Dataset items:
=-=-=

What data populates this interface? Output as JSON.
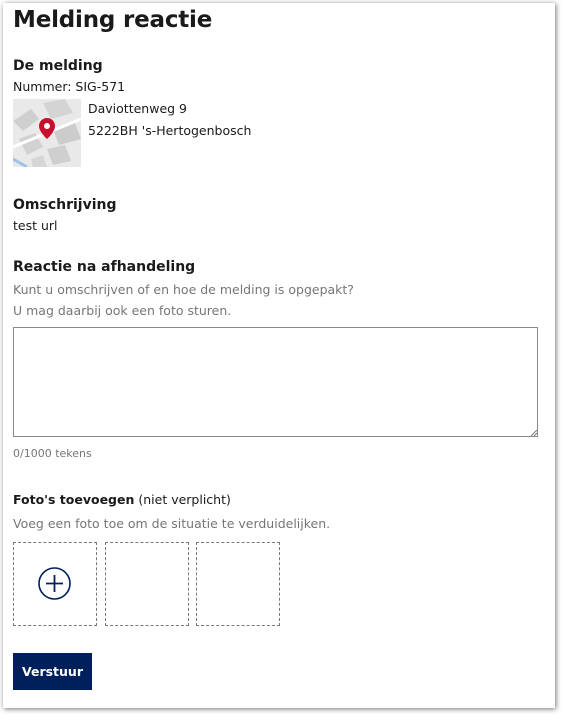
{
  "page": {
    "title": "Melding reactie"
  },
  "melding": {
    "heading": "De melding",
    "nummer": "Nummer: SIG-571",
    "map_icon": "map-pin-icon",
    "address_line1": "Daviottenweg 9",
    "address_line2": "5222BH 's-Hertogenbosch"
  },
  "omschrijving": {
    "heading": "Omschrijving",
    "value": "test url"
  },
  "reactie": {
    "heading": "Reactie na afhandeling",
    "help_line1": "Kunt u omschrijven of en hoe de melding is opgepakt?",
    "help_line2": "U mag daarbij ook een foto sturen.",
    "value": "",
    "counter": "0/1000 tekens"
  },
  "fotos": {
    "heading": "Foto's toevoegen",
    "optional": " (niet verplicht)",
    "help": "Voeg een foto toe om de situatie te verduidelijken.",
    "add_icon": "plus-circle-icon"
  },
  "submit": {
    "label": "Verstuur"
  },
  "colors": {
    "accent": "#00205b",
    "pin": "#c8102e",
    "muted": "#767676"
  }
}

=-=-=

TASK BRIEF - Restate the records above in full, word for word. Keep pictures out.

RESULT BELOW -
What data populates this interface? Output as JSON.
{
  "page": {
    "title": "Melding reactie"
  },
  "melding": {
    "heading": "De melding",
    "nummer": "Nummer: SIG-571",
    "map_icon": "map-pin-icon",
    "address_line1": "Daviottenweg 9",
    "address_line2": "5222BH 's-Hertogenbosch"
  },
  "omschrijving": {
    "heading": "Omschrijving",
    "value": "test url"
  },
  "reactie": {
    "heading": "Reactie na afhandeling",
    "help_line1": "Kunt u omschrijven of en hoe de melding is opgepakt?",
    "help_line2": "U mag daarbij ook een foto sturen.",
    "value": "",
    "counter": "0/1000 tekens"
  },
  "fotos": {
    "heading": "Foto's toevoegen",
    "optional": " (niet verplicht)",
    "help": "Voeg een foto toe om de situatie te verduidelijken.",
    "add_icon": "plus-circle-icon"
  },
  "submit": {
    "label": "Verstuur"
  },
  "colors": {
    "accent": "#00205b",
    "pin": "#c8102e",
    "muted": "#767676"
  }
}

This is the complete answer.